- _Task goal_: Copy the lines of the data below verbatim, starting with the line containing "- x-tick-label: 2026-02-25: [222, 484, 288, 499]" and ending with the line containing "- x-tick-label: 2026-02-02: [34, 484, 101, 499]", both included.

- _Element location data_:

==*==

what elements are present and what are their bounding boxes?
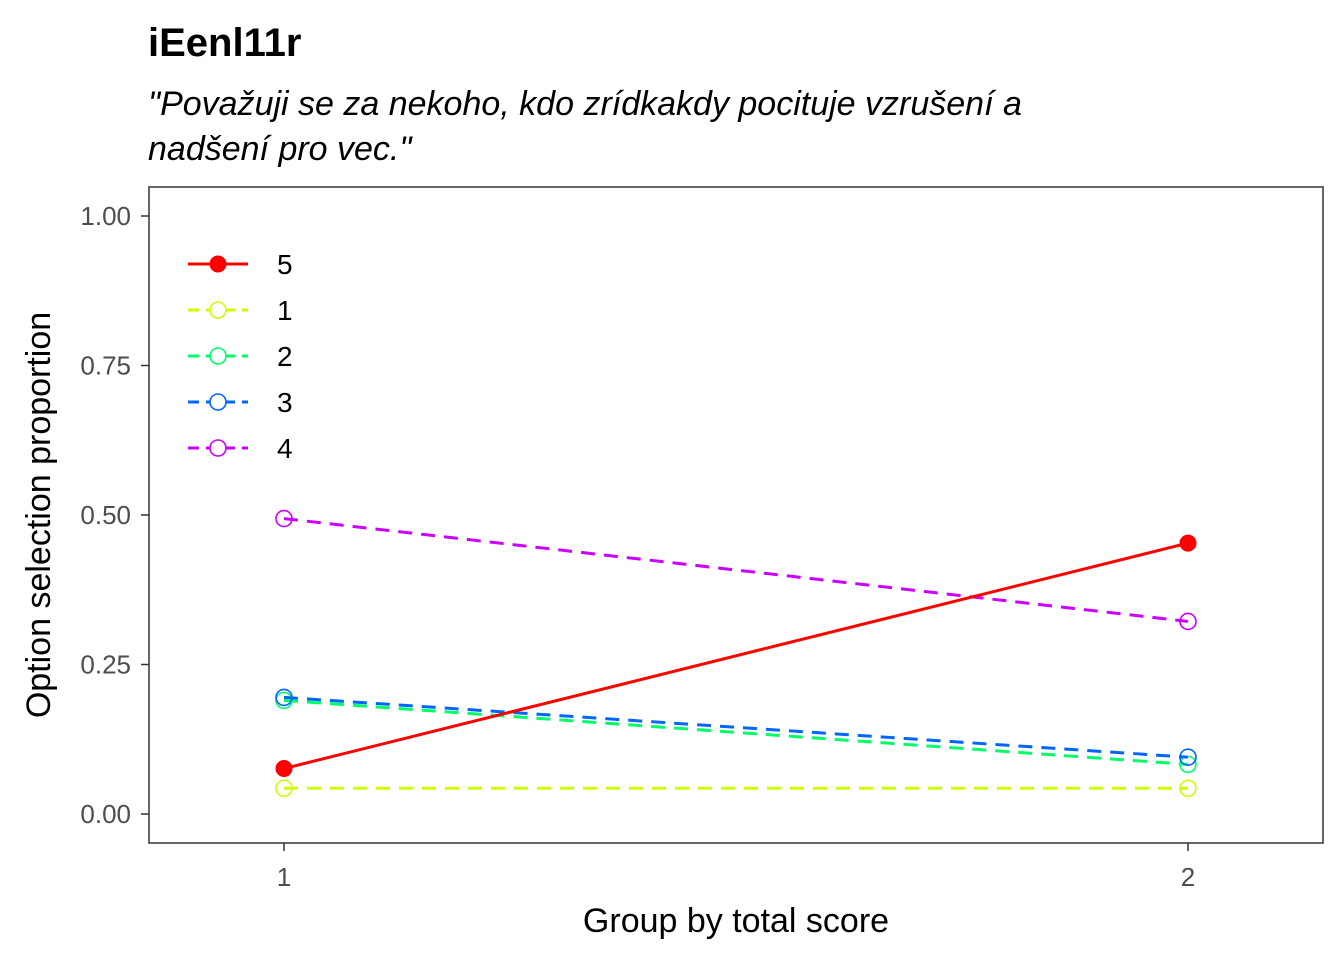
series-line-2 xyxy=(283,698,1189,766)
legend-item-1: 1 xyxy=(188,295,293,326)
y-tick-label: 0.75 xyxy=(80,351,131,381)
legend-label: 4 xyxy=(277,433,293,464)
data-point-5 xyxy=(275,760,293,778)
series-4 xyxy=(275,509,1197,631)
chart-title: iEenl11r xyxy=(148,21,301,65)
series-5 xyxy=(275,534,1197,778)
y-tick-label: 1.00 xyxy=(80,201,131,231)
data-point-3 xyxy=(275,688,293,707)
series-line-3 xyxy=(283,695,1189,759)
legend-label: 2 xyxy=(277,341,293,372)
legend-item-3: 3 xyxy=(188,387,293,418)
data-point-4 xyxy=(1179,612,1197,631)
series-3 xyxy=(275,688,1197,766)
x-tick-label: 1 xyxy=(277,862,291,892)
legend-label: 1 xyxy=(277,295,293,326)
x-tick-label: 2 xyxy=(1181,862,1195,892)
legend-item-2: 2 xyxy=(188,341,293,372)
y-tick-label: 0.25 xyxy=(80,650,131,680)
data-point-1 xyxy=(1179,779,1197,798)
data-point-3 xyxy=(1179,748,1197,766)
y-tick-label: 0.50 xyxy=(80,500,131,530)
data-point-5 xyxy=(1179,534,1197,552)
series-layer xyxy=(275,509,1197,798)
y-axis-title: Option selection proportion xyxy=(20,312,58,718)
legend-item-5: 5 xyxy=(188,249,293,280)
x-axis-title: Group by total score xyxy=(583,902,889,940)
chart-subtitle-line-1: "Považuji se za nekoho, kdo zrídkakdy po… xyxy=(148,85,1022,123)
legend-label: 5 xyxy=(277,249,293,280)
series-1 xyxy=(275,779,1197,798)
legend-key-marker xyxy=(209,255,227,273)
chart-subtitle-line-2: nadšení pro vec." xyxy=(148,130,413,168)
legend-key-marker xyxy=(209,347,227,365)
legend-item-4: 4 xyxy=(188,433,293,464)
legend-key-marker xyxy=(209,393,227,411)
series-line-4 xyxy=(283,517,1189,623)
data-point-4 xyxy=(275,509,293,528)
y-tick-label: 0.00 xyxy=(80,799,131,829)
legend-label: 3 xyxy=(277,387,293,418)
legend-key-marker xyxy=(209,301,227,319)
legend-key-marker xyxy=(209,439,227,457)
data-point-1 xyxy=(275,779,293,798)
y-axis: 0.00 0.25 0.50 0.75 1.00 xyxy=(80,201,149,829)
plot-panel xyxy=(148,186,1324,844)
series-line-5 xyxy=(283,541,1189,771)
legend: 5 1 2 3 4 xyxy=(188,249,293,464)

==*==

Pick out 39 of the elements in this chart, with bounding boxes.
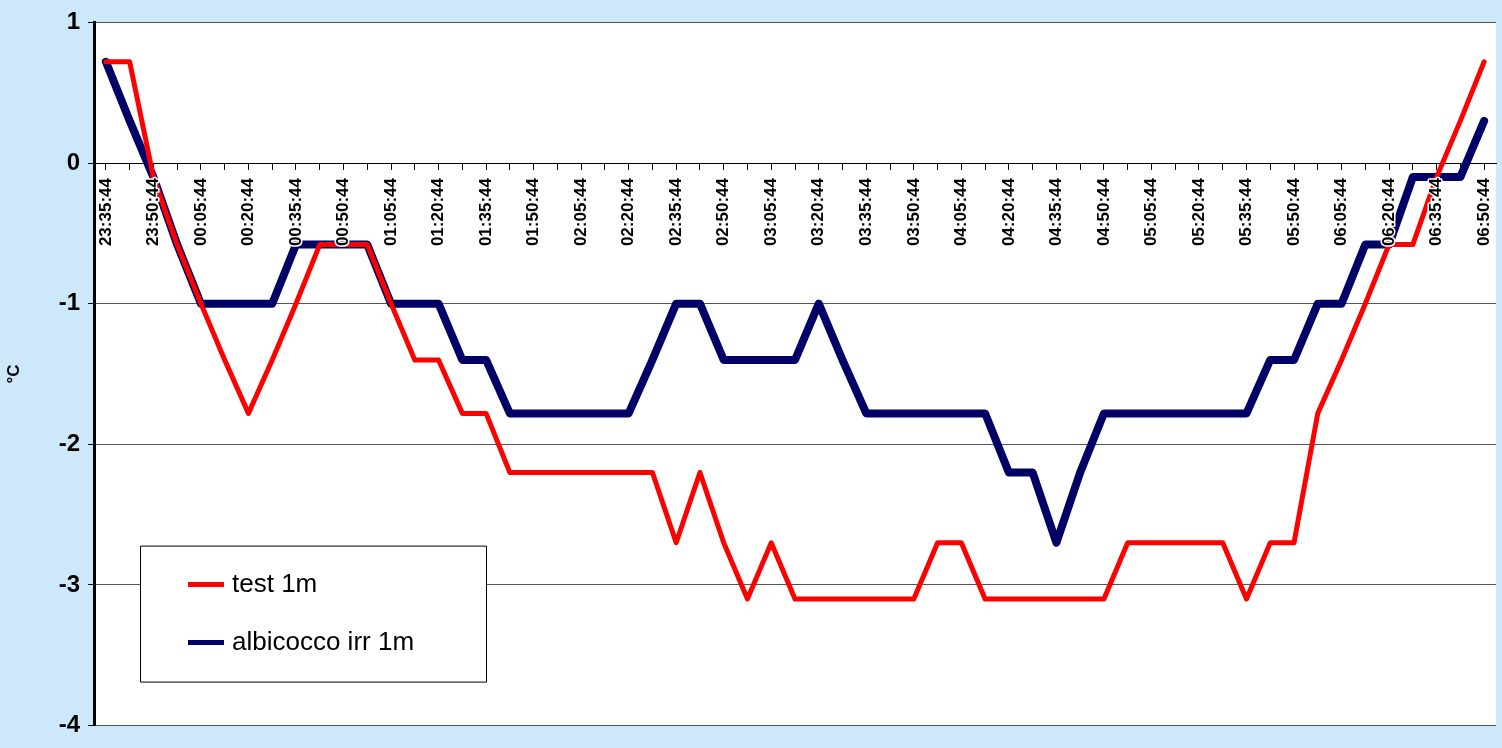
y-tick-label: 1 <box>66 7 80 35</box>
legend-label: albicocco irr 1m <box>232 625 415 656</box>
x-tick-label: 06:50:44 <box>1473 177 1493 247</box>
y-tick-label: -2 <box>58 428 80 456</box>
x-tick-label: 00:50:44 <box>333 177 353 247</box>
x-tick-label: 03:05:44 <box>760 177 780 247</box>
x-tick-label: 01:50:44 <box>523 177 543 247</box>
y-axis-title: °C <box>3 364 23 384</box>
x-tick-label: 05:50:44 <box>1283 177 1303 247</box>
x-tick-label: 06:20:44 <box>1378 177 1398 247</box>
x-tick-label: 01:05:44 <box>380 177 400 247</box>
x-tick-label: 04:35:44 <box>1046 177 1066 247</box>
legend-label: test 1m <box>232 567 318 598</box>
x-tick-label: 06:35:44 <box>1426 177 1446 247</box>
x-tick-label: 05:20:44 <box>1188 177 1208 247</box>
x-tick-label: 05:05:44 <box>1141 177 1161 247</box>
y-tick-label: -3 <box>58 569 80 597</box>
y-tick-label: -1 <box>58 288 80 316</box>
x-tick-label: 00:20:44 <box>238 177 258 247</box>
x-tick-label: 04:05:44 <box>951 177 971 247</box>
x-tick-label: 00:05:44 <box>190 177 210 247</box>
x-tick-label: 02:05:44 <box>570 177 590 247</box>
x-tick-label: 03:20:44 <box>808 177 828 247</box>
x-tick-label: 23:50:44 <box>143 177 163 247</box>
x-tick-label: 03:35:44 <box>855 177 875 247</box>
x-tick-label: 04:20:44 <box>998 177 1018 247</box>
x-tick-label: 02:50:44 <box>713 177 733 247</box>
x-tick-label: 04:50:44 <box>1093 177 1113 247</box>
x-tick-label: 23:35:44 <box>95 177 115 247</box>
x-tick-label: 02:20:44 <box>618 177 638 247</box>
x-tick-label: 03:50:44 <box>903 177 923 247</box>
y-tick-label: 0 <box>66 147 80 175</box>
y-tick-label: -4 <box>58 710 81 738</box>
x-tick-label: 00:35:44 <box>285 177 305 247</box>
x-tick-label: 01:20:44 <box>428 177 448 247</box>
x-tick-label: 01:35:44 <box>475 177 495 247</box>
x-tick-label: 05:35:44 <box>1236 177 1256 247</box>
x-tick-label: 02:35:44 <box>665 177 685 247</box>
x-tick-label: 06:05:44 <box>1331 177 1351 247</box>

==*==

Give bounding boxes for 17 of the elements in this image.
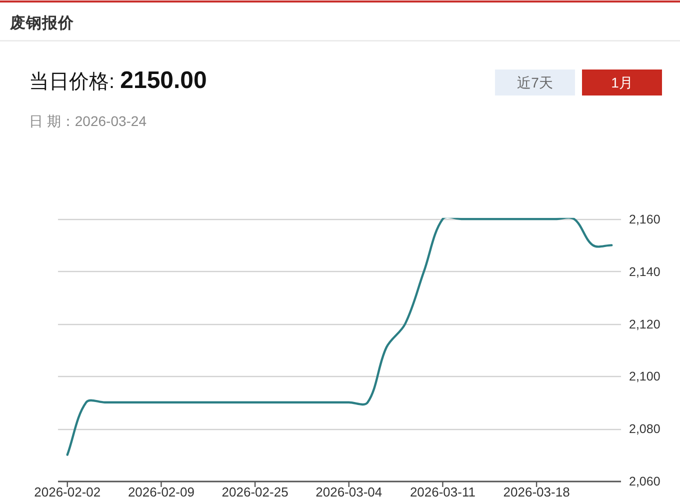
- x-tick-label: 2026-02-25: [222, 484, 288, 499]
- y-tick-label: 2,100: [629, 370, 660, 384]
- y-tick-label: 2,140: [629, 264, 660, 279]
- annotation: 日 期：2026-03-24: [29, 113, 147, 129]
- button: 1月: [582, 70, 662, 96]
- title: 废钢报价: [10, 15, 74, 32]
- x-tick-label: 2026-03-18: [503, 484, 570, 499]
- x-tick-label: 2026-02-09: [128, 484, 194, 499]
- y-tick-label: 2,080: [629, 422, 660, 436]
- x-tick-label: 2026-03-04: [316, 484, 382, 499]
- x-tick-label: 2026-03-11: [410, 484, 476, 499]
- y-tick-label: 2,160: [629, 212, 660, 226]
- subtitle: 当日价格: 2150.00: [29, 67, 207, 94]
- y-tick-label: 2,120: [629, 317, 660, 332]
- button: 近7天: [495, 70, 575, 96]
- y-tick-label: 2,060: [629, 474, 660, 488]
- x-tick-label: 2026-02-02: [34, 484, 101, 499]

==*==

- _Exercise answer_:
- x-tick-label: 2026-02-25: [222, 484, 288, 499]
- y-tick-label: 2,100: [629, 370, 660, 384]
- y-tick-label: 2,140: [629, 264, 660, 279]
- annotation: 日 期：2026-03-24: [29, 113, 147, 129]
- button: 1月: [582, 70, 662, 96]
- title: 废钢报价: [10, 15, 74, 32]
- x-tick-label: 2026-03-18: [503, 484, 570, 499]
- x-tick-label: 2026-02-09: [128, 484, 194, 499]
- y-tick-label: 2,080: [629, 422, 660, 436]
- x-tick-label: 2026-03-04: [316, 484, 382, 499]
- x-tick-label: 2026-03-11: [410, 484, 476, 499]
- y-tick-label: 2,160: [629, 212, 660, 226]
- subtitle: 当日价格: 2150.00: [29, 67, 207, 94]
- y-tick-label: 2,120: [629, 317, 660, 332]
- button: 近7天: [495, 70, 575, 96]
- y-tick-label: 2,060: [629, 474, 660, 488]
- x-tick-label: 2026-02-02: [34, 484, 101, 499]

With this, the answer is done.